| TO DO |
A: According to the forum thread on bringing out red colors in aquarium plants, which company makes Excel?
B: Continue the forum thread on bringing out red colors in aquarium plants from the point where it stops.

# [Wet Thumb Forum]-fert regime to bring out reds



## Robert Hudson (Feb 5, 2004)

Do you ajust your fert regime to bring out reds, and if so how?


----------



## Jason Baliban (Feb 21, 2005)

Dose 3x the suggested dosage of excel for a couple days and your plants will go blood red!!! Other then that, I am currently trying to lean out my NO3 to see if I can encourage some more reds.
jB


----------



## imported_BSS (Apr 14, 2004)

> Originally posted by Jason Baliban:
> Does 3x the suggested dosage of excel for a couple days and your plants will go blood red!!!


Hmmm. So that's why the newer growth on my L. aromatica is more green. I recently stopped my BBA-directed Excel dosing. Good call, jB!


----------



## Jason Baliban (Feb 21, 2005)

> Originally posted by BSS:
> 
> 
> > quote:Originally posted by Jason Baliban:
> ...


Yeah,
Its a PITA!! My Macrandra was growing like blood while i was dosing excel. I have since stopped and now it is growing pinkish red. Still nice.....but not that deep deep red. Well at least we know how to make it happen for pics.








jB


----------



## Pete City (Sep 18, 2004)

I'm not familiar with Excel, can someone explain why this product pulls out reds?


----------



## Urkevitz (Oct 26, 2004)

I think the Excel keep iron in the chelated form making it more available to plants.


----------



## Robert Hudson (Feb 5, 2004)

that makes sense, I don't know of anything in excel that would make plants red. Excel is made by Seachem, and is a organic alternative to C02, providing the chemical compounds that plants derive from C02.


----------



## imported_BSS (Apr 14, 2004)

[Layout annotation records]

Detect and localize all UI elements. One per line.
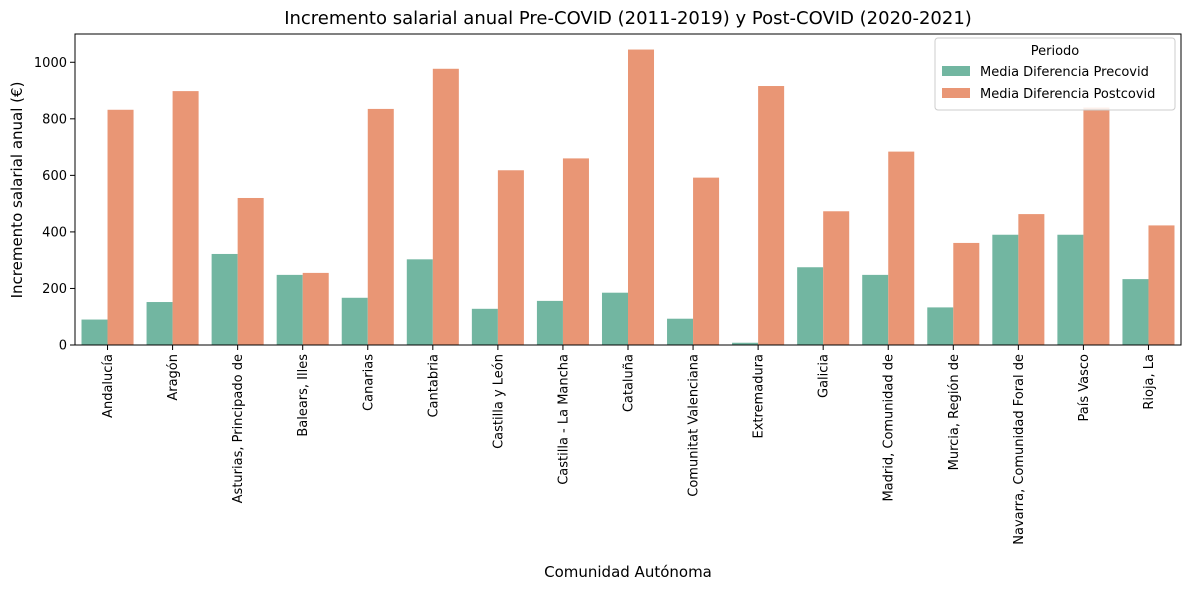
bar-precovid-16 — [1122, 279, 1149, 345]
bar-precovid-2 — [211, 253, 238, 345]
x-tick-label-10: Extremadura — [752, 354, 767, 439]
bar-precovid-1 — [146, 302, 173, 345]
x-tick-label-13: Murcia, Región de — [947, 354, 962, 470]
legend-swatch-0 — [942, 66, 970, 76]
bar-precovid-12 — [862, 274, 889, 345]
x-tick-label-2: Asturias, Principado de — [231, 354, 246, 503]
x-tick-label-5: Cantabria — [426, 354, 441, 418]
bar-postcovid-6 — [497, 170, 524, 345]
bar-postcovid-0 — [107, 109, 134, 346]
bar-precovid-7 — [536, 300, 563, 345]
plot-frame — [74, 33, 1182, 346]
bar-precovid-15 — [1057, 234, 1084, 345]
bar-postcovid-1 — [172, 91, 199, 345]
x-tick-label-11: Galicia — [817, 354, 832, 398]
x-tick-label-6: Castilla y León — [491, 354, 506, 449]
x-tick-label-8: Cataluña — [622, 354, 637, 412]
legend-title: Periodo — [1031, 44, 1080, 59]
y-tick-label-4: 800 — [42, 112, 67, 127]
y-tick-label-1: 200 — [42, 282, 67, 297]
legend-box — [934, 37, 1176, 111]
bar-postcovid-12 — [888, 151, 915, 345]
y-tick-label-5: 1000 — [34, 56, 67, 71]
bar-postcovid-7 — [562, 158, 589, 345]
legend-label-0: Media Diferencia Precovid — [980, 65, 1149, 80]
legend-label-1: Media Diferencia Postcovid — [980, 87, 1155, 102]
bar-precovid-3 — [276, 274, 303, 345]
x-tick-label-15: País Vasco — [1077, 354, 1092, 422]
legend-swatch-1 — [942, 88, 970, 98]
x-tick-label-3: Balears, Illes — [296, 354, 311, 437]
bar-precovid-0 — [81, 319, 108, 345]
x-tick-label-14: Navarra, Comunidad Foral de — [1012, 354, 1027, 545]
bar-postcovid-16 — [1148, 225, 1175, 345]
bar-postcovid-14 — [1018, 214, 1045, 345]
bar-precovid-14 — [992, 234, 1019, 345]
bar-precovid-6 — [471, 308, 498, 345]
x-tick-label-7: Castilla - La Mancha — [556, 354, 571, 485]
bar-precovid-4 — [341, 297, 368, 345]
y-tick-label-0: 0 — [59, 339, 67, 354]
x-tick-label-1: Aragón — [166, 354, 181, 401]
bar-postcovid-2 — [237, 197, 264, 345]
chart-title: Incremento salarial anual Pre-COVID (201… — [284, 8, 972, 29]
bar-precovid-10 — [732, 342, 759, 345]
bar-precovid-8 — [601, 292, 628, 345]
x-tick-label-4: Canarias — [361, 354, 376, 411]
bar-postcovid-13 — [953, 242, 980, 345]
x-tick-label-0: Andalucía — [101, 354, 116, 418]
y-tick-label-3: 600 — [42, 169, 67, 184]
bar-postcovid-11 — [823, 211, 850, 345]
plot-area: 0 200 400 600 800 1000 Andalucía Aragón Asturias… — [34, 33, 1182, 545]
bar-postcovid-15 — [1083, 107, 1110, 345]
legend: Periodo Media Diferencia Precovid Media Di… — [934, 37, 1176, 111]
bar-postcovid-5 — [432, 68, 459, 345]
x-tick-label-12: Madrid, Comunidad de — [882, 354, 897, 502]
x-axis-title: Comunidad Autónoma — [544, 563, 712, 581]
x-tick-label-16: Rioja, La — [1142, 354, 1157, 410]
bar-precovid-13 — [927, 307, 954, 345]
bar-postcovid-4 — [367, 108, 394, 345]
bar-postcovid-10 — [758, 86, 785, 346]
bar-precovid-9 — [667, 318, 694, 345]
y-axis-title: Incremento salarial anual (€) — [8, 82, 26, 299]
bar-precovid-5 — [406, 259, 433, 345]
bar-postcovid-9 — [693, 177, 720, 345]
bar-postcovid-3 — [302, 272, 329, 345]
bar-postcovid-8 — [628, 49, 655, 346]
bar-precovid-11 — [797, 267, 824, 345]
x-tick-label-9: Comunitat Valenciana — [687, 354, 702, 497]
y-tick-label-2: 400 — [42, 225, 67, 240]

| ANSWERS PROVIDED |
A: Seachem

B:
I'm not aware of anyone that has discussed why/how it works. I think folks have just noted it. Actually, there is a warning on the outside of Excel that state to not overdose it. But, many planted folks have found that OD'ing it (about 3x for 14 days) seems to be effective in combating BBA. Evidently Seachem has never formally acknowledged this potential algae fighting capabilities. 

So, to the best of my knowledge, the kick to plants provided by excess Excel is all just antedotal.


----------



## Roger Miller (Jun 19, 2004)

> Originally posted by BSS:
> I'm not aware of anyone that has discussed why/how it works. I think folks have just noted it.


I came across a web site a couple years ago that considered several reasons why plants developed red colors. They were talking about terrestrial plants but at least some of the reasoning probably applies to aquatic plants.

There are a number of reasons why plants may develop red colors. Different plants probably do it for different reasons, and for each reason there should be a different stimulus.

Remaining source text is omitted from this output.